Task objective – Search the data for the word "JSON" and copy every line that contains it.

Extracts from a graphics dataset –

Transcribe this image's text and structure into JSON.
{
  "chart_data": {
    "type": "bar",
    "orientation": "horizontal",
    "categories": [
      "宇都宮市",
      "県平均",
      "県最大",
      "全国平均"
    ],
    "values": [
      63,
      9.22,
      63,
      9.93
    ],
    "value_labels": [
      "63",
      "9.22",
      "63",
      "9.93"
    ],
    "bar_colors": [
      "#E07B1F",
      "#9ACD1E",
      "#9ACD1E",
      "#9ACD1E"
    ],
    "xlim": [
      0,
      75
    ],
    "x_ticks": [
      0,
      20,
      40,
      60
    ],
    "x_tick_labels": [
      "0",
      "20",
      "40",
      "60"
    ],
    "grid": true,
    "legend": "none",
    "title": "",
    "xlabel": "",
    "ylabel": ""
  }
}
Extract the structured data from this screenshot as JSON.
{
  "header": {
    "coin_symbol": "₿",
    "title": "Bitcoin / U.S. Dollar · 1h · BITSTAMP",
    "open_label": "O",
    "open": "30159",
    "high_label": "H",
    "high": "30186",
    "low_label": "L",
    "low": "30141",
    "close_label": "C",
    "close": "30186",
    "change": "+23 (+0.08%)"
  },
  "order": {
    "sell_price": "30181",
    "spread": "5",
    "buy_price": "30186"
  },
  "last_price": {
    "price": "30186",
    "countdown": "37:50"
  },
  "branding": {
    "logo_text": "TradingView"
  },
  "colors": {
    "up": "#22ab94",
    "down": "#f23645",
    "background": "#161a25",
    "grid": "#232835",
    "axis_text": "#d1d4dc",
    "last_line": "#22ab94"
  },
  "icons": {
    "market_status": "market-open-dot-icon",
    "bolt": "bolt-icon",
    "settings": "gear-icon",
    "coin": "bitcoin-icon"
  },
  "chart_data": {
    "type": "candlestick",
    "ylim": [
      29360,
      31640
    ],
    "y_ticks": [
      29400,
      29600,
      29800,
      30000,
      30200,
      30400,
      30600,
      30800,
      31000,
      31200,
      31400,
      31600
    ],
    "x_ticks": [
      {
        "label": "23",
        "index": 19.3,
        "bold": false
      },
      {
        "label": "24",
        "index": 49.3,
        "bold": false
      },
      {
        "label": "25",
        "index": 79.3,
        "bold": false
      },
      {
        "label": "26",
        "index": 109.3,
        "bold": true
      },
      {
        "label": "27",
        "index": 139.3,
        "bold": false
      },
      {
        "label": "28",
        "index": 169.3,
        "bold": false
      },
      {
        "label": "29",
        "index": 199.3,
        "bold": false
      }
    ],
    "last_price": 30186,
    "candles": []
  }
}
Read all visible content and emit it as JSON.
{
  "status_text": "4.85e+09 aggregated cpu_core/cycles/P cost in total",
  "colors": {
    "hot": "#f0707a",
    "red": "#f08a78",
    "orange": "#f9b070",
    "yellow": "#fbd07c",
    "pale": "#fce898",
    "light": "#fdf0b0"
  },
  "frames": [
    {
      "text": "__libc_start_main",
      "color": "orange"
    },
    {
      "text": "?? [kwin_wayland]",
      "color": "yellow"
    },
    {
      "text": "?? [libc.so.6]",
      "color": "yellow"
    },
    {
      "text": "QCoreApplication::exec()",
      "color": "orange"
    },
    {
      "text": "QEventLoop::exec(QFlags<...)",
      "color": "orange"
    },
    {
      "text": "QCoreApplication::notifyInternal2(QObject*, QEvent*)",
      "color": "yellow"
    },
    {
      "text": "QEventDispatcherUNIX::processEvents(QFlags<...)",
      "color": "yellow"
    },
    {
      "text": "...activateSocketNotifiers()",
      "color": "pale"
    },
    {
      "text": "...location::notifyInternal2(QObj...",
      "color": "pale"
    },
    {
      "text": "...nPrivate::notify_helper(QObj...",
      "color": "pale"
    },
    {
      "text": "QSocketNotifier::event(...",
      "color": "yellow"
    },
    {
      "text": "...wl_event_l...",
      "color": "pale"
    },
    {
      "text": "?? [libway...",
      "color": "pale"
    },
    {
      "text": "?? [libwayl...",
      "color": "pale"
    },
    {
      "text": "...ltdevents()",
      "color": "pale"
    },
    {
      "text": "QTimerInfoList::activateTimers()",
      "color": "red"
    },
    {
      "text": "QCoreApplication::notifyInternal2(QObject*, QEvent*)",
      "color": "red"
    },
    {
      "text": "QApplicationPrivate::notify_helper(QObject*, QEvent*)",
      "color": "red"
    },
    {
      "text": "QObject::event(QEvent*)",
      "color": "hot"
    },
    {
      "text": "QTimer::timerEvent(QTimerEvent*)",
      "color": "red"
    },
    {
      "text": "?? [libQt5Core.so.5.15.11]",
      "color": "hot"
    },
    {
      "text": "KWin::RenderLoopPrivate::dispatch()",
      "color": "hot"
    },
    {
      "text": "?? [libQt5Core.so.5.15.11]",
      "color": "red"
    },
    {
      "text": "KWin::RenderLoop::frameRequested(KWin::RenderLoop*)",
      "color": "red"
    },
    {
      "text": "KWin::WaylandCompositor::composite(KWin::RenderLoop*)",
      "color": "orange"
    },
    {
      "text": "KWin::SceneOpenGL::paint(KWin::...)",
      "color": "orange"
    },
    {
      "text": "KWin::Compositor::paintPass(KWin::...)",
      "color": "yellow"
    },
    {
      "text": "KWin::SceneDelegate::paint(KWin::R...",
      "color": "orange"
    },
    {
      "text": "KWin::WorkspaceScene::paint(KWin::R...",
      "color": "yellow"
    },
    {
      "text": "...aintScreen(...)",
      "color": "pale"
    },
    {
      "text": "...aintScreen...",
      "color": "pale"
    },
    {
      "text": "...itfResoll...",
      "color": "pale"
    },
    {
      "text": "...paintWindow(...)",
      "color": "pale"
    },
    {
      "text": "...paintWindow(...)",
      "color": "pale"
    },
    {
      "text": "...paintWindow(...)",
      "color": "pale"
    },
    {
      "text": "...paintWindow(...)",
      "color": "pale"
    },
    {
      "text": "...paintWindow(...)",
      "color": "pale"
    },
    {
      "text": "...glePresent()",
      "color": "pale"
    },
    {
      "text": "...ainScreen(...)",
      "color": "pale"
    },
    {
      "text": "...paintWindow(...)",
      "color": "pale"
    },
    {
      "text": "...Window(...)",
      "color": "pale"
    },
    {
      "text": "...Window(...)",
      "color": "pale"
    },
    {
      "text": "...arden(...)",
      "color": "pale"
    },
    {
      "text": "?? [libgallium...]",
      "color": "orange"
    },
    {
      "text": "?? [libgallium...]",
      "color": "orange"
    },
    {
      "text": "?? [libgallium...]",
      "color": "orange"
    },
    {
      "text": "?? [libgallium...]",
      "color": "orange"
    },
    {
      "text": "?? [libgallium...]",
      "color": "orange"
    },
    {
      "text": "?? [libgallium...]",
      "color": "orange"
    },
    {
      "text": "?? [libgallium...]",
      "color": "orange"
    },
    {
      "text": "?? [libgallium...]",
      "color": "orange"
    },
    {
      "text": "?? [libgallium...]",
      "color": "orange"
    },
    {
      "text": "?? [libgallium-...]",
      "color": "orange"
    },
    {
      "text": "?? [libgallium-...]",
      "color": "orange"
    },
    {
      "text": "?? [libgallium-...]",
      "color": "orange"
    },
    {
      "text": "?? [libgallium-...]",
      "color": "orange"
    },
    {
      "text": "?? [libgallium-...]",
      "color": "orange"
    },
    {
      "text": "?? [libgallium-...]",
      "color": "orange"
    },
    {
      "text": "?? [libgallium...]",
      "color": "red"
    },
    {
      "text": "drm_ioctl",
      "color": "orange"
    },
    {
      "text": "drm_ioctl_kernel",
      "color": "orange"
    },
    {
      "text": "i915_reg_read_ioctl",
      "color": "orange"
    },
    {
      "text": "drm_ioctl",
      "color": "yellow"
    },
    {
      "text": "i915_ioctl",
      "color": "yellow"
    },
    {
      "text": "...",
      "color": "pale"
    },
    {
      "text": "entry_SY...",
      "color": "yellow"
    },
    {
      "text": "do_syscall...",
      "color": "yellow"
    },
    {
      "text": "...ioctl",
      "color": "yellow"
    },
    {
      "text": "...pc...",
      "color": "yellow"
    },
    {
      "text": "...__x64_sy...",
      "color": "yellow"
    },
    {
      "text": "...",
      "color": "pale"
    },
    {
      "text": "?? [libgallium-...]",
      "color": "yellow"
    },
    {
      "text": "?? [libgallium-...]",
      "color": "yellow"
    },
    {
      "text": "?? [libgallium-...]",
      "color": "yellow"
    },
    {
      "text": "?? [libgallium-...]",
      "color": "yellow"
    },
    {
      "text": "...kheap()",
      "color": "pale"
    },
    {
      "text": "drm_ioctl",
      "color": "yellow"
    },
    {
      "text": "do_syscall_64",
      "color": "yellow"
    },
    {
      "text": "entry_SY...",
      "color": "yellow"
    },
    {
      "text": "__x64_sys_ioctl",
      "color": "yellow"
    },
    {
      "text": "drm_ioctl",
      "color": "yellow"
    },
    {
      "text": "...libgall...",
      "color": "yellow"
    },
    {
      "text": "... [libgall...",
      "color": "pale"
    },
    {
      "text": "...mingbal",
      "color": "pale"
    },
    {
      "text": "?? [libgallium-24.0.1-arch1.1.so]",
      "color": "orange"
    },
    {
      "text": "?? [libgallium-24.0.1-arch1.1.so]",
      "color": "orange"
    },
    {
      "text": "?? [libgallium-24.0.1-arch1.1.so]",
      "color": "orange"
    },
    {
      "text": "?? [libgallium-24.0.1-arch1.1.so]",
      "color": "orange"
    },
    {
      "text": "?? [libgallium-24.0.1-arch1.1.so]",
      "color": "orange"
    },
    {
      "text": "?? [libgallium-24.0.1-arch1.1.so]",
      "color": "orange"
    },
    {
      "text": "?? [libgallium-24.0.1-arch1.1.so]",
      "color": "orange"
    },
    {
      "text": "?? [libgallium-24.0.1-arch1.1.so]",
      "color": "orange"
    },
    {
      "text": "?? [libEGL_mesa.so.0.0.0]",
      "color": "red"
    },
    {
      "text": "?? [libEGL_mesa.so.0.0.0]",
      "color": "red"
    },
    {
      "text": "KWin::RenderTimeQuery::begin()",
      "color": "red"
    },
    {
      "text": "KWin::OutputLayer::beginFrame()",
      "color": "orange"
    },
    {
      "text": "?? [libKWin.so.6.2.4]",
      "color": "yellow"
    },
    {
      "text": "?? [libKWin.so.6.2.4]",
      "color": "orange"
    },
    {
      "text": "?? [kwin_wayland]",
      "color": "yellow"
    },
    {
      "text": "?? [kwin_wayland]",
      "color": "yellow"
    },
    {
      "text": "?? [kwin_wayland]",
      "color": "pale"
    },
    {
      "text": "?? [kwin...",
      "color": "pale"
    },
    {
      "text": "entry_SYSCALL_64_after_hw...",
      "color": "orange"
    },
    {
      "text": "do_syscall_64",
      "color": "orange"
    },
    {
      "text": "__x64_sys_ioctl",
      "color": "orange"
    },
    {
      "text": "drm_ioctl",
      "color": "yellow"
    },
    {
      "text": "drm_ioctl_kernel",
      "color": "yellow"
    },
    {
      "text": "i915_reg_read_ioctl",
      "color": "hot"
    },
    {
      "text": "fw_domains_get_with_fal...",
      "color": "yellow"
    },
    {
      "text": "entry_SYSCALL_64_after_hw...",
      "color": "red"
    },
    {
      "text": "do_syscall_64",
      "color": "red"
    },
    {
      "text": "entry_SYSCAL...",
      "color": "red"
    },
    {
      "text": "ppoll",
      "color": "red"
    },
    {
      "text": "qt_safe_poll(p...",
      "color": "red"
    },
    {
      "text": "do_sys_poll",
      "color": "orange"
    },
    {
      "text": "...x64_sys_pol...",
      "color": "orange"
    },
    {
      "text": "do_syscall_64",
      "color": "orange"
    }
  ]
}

Right answer –
Transcribe this image's text and structure into JSON.
Extract the structured data from this screenshot as JSON.
Read all visible content and emit it as JSON.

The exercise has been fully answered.